++++ RECORDS FOR THIS EXERCISE ++++
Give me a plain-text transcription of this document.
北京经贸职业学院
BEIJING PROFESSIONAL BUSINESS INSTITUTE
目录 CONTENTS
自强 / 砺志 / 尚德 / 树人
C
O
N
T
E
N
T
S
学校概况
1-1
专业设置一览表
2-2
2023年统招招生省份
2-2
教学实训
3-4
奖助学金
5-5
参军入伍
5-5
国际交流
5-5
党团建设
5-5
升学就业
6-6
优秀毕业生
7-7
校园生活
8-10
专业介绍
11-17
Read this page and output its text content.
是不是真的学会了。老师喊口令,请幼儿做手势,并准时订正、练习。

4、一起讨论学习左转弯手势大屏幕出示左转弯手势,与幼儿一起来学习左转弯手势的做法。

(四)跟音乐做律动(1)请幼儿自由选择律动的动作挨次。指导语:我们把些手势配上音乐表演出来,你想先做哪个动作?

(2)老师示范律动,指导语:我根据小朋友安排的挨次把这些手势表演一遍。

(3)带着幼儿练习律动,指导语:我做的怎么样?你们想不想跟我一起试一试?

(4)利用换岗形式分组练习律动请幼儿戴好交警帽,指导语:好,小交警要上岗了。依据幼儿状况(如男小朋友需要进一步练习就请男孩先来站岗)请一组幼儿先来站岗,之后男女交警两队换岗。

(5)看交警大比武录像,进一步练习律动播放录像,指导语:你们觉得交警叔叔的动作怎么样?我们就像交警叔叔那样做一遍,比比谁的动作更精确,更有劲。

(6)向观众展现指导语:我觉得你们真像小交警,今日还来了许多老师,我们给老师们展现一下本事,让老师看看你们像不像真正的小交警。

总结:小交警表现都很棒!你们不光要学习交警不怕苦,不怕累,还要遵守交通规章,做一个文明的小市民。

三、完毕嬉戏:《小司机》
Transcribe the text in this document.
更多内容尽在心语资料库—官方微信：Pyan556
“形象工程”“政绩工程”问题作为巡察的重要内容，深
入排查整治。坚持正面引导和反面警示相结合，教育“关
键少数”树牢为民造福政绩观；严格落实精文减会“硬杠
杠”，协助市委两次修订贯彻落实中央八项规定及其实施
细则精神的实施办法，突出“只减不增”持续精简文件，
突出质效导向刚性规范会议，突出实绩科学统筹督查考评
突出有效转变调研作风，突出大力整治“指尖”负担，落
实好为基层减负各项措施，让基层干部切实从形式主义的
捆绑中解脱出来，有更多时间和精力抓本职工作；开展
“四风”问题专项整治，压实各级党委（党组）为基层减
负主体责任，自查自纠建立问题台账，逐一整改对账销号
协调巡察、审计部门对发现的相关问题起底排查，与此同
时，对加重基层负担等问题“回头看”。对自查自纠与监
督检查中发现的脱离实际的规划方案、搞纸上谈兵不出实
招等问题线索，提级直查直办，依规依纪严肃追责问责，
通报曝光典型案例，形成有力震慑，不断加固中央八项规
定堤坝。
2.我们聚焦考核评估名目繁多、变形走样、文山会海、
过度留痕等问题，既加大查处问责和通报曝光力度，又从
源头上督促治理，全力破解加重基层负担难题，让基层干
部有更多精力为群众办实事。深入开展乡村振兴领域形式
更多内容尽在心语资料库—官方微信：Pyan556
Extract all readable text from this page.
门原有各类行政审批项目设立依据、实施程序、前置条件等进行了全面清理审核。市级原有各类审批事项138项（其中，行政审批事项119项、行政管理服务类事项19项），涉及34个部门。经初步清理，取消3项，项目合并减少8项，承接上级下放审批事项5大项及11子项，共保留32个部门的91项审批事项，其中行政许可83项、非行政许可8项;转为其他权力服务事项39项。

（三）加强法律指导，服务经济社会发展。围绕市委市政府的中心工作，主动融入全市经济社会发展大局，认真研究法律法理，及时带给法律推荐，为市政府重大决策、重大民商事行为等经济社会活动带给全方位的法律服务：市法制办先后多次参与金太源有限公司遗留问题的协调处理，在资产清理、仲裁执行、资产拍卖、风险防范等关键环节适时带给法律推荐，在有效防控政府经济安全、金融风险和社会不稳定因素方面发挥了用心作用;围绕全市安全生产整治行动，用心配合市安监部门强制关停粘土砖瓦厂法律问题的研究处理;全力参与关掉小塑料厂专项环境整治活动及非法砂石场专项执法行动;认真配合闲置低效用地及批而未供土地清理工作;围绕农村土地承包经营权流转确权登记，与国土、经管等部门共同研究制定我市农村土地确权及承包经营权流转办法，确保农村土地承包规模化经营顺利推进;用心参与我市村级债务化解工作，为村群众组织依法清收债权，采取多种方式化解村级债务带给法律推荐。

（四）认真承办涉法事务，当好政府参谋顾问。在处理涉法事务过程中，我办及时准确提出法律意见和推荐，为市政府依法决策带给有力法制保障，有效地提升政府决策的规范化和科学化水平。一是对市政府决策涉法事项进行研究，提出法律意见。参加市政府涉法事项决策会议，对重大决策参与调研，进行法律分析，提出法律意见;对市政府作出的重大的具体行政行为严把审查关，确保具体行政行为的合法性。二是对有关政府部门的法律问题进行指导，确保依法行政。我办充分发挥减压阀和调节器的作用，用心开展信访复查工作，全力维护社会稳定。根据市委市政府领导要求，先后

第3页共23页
++++
From the listing above, return each line with the word "page".

Read this page and output its text content.
Extract all readable text from this page.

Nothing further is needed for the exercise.